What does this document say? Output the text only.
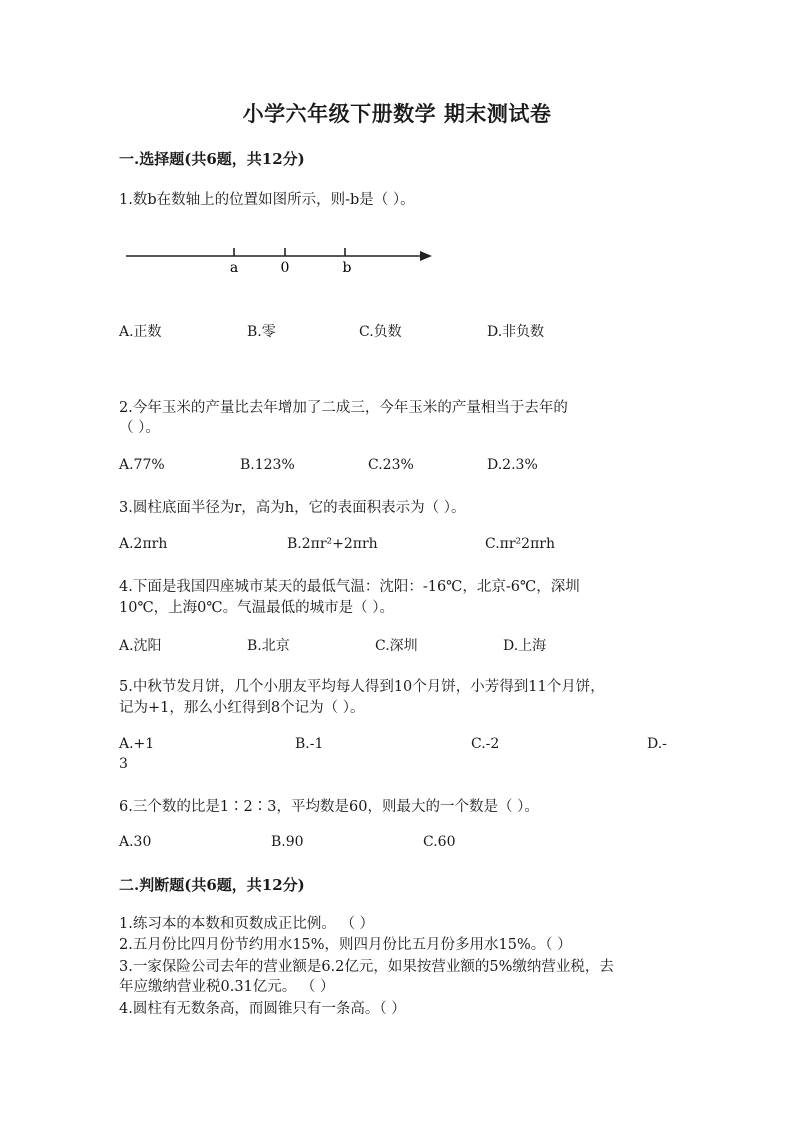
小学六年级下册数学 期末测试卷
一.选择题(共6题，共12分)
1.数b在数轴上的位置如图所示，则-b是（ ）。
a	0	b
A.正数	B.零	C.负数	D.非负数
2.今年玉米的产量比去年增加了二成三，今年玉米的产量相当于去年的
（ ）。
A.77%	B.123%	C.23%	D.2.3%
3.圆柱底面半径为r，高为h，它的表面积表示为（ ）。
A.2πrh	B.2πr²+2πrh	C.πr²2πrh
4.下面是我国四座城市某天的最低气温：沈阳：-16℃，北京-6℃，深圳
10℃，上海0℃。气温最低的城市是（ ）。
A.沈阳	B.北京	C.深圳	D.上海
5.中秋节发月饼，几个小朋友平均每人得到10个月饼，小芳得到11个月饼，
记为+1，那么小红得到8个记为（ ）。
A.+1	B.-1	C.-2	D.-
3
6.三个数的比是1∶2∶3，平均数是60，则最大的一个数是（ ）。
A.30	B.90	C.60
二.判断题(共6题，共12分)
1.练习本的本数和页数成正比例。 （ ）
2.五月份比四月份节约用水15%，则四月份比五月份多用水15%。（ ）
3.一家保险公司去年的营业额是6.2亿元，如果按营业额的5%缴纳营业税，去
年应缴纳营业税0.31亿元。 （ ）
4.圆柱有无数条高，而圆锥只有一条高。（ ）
• • • • • • •
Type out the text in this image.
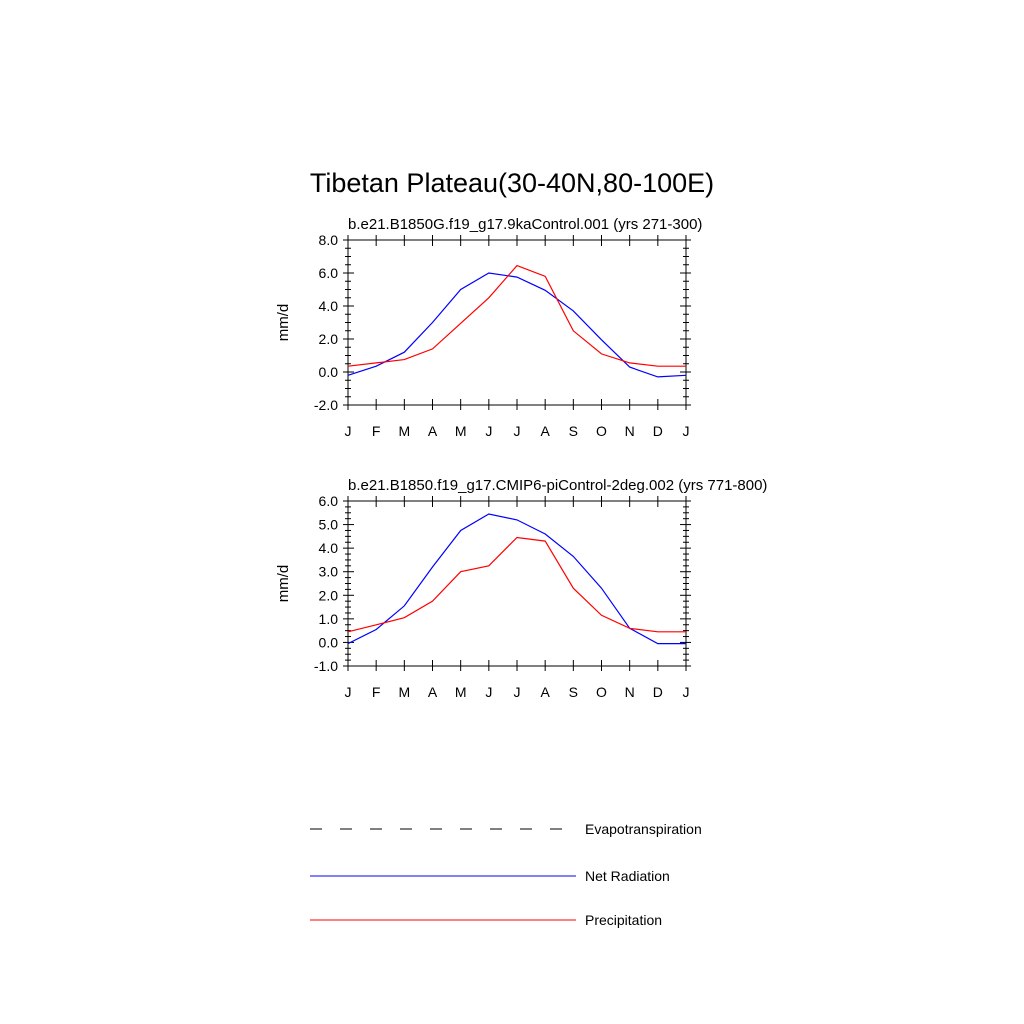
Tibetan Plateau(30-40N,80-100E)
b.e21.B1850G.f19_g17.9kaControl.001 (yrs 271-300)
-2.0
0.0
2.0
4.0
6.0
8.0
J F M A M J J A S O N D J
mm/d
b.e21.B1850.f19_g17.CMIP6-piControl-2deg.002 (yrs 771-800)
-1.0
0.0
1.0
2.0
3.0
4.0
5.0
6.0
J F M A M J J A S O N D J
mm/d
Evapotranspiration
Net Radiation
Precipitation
• • • • • • •
§ Your instructions
Extract all lines from the data in which "text" is found.

§ Output for this exercise
What does this document say? Output the text only.
Type out the text in this image.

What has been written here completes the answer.